(Figure content listings)
▼
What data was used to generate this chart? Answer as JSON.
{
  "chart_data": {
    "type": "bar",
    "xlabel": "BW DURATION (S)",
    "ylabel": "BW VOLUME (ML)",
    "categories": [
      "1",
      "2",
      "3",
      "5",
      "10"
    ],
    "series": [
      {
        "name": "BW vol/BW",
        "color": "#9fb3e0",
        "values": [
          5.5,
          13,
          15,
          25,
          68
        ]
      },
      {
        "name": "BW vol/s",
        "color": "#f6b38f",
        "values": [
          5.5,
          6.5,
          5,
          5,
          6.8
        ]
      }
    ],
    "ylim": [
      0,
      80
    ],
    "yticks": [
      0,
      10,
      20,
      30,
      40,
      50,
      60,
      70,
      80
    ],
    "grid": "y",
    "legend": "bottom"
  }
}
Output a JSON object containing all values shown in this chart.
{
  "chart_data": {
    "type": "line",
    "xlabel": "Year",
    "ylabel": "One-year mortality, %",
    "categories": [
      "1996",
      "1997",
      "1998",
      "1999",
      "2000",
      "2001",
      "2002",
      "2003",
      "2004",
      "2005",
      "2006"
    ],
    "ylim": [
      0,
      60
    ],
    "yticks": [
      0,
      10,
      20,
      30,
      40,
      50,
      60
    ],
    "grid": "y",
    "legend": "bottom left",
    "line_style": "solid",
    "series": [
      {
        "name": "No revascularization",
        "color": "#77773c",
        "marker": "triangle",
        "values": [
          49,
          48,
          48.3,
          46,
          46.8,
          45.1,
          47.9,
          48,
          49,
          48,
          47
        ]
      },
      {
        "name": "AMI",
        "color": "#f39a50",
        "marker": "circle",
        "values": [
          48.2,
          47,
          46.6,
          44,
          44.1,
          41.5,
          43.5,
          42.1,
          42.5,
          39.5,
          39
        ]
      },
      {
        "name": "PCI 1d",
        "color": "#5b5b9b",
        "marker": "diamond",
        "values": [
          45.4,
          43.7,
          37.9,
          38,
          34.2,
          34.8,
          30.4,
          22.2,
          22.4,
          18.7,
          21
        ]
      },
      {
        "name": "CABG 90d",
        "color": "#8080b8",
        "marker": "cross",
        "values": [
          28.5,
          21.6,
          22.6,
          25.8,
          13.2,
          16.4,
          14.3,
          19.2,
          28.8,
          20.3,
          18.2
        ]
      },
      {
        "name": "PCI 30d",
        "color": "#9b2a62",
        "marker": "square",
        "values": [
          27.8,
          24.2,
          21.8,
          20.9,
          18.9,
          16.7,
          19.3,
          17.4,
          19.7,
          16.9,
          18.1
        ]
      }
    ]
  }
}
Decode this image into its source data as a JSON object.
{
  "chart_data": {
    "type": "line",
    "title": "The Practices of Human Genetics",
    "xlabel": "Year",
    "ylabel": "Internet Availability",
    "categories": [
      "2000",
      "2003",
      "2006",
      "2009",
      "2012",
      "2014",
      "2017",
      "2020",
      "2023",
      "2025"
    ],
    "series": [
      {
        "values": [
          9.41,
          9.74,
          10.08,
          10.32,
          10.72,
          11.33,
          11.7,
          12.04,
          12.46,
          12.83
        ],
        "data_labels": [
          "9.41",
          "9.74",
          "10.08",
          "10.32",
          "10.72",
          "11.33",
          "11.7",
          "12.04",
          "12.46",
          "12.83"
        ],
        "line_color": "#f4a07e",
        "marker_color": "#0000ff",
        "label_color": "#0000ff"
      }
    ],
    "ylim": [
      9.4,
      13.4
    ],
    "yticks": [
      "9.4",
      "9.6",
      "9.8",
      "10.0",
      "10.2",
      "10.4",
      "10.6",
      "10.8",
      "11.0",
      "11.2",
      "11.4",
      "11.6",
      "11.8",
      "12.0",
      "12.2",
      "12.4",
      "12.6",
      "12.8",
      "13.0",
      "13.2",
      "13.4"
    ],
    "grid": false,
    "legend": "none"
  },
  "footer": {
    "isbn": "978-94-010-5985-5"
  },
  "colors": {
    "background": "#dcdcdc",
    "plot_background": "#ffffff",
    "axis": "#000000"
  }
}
▲
Transcribe each record exactly. Leave nothing out.

## [RESULT OF THIS EXERCISE]
What data was used to generate this chart? Answer as JSON.
{
  "chart_data": {
    "type": "bar",
    "xlabel": "BW DURATION (S)",
    "ylabel": "BW VOLUME (ML)",
    "categories": [
      "1",
      "2",
      "3",
      "5",
      "10"
    ],
    "series": [
      {
        "name": "BW vol/BW",
        "color": "#9fb3e0",
        "values": [
          5.5,
          13,
          15,
          25,
          68
        ]
      },
      {
        "name": "BW vol/s",
        "color": "#f6b38f",
        "values": [
          5.5,
          6.5,
          5,
          5,
          6.8
        ]
      }
    ],
    "ylim": [
      0,
      80
    ],
    "yticks": [
      0,
      10,
      20,
      30,
      40,
      50,
      60,
      70,
      80
    ],
    "grid": "y",
    "legend": "bottom"
  }
}
Output a JSON object containing all values shown in this chart.
{
  "chart_data": {
    "type": "line",
    "xlabel": "Year",
    "ylabel": "One-year mortality, %",
    "categories": [
      "1996",
      "1997",
      "1998",
      "1999",
      "2000",
      "2001",
      "2002",
      "2003",
      "2004",
      "2005",
      "2006"
    ],
    "ylim": [
      0,
      60
    ],
    "yticks": [
      0,
      10,
      20,
      30,
      40,
      50,
      60
    ],
    "grid": "y",
    "legend": "bottom left",
    "line_style": "solid",
    "series": [
      {
        "name": "No revascularization",
        "color": "#77773c",
        "marker": "triangle",
        "values": [
          49,
          48,
          48.3,
          46,
          46.8,
          45.1,
          47.9,
          48,
          49,
          48,
          47
        ]
      },
      {
        "name": "AMI",
        "color": "#f39a50",
        "marker": "circle",
        "values": [
          48.2,
          47,
          46.6,
          44,
          44.1,
          41.5,
          43.5,
          42.1,
          42.5,
          39.5,
          39
        ]
      },
      {
        "name": "PCI 1d",
        "color": "#5b5b9b",
        "marker": "diamond",
        "values": [
          45.4,
          43.7,
          37.9,
          38,
          34.2,
          34.8,
          30.4,
          22.2,
          22.4,
          18.7,
          21
        ]
      },
      {
        "name": "CABG 90d",
        "color": "#8080b8",
        "marker": "cross",
        "values": [
          28.5,
          21.6,
          22.6,
          25.8,
          13.2,
          16.4,
          14.3,
          19.2,
          28.8,
          20.3,
          18.2
        ]
      },
      {
        "name": "PCI 30d",
        "color": "#9b2a62",
        "marker": "square",
        "values": [
          27.8,
          24.2,
          21.8,
          20.9,
          18.9,
          16.7,
          19.3,
          17.4,
          19.7,
          16.9,
          18.1
        ]
      }
    ]
  }
}
Decode this image into its source data as a JSON object.
{
  "chart_data": {
    "type": "line",
    "title": "The Practices of Human Genetics",
    "xlabel": "Year",
    "ylabel": "Internet Availability",
    "categories": [
      "2000",
      "2003",
      "2006",
      "2009",
      "2012",
      "2014",
      "2017",
      "2020",
      "2023",
      "2025"
    ],
    "series": [
      {
        "values": [
          9.41,
          9.74,
          10.08,
          10.32,
          10.72,
          11.33,
          11.7,
          12.04,
          12.46,
          12.83
        ],
        "data_labels": [
          "9.41",
          "9.74",
          "10.08",
          "10.32",
          "10.72",
          "11.33",
          "11.7",
          "12.04",
          "12.46",
          "12.83"
        ],
        "line_color": "#f4a07e",
        "marker_color": "#0000ff",
        "label_color": "#0000ff"
      }
    ],
    "ylim": [
      9.4,
      13.4
    ],
    "yticks": [
      "9.4",
      "9.6",
      "9.8",
      "10.0",
      "10.2",
      "10.4",
      "10.6",
      "10.8",
      "11.0",
      "11.2",
      "11.4",
      "11.6",
      "11.8",
      "12.0",
      "12.2",
      "12.4",
      "12.6",
      "12.8",
      "13.0",
      "13.2",
      "13.4"
    ],
    "grid": false,
    "legend": "none"
  },
  "footer": {
    "isbn": "978-94-010-5985-5"
  },
  "colors": {
    "background": "#dcdcdc",
    "plot_background": "#ffffff",
    "axis": "#000000"
  }
}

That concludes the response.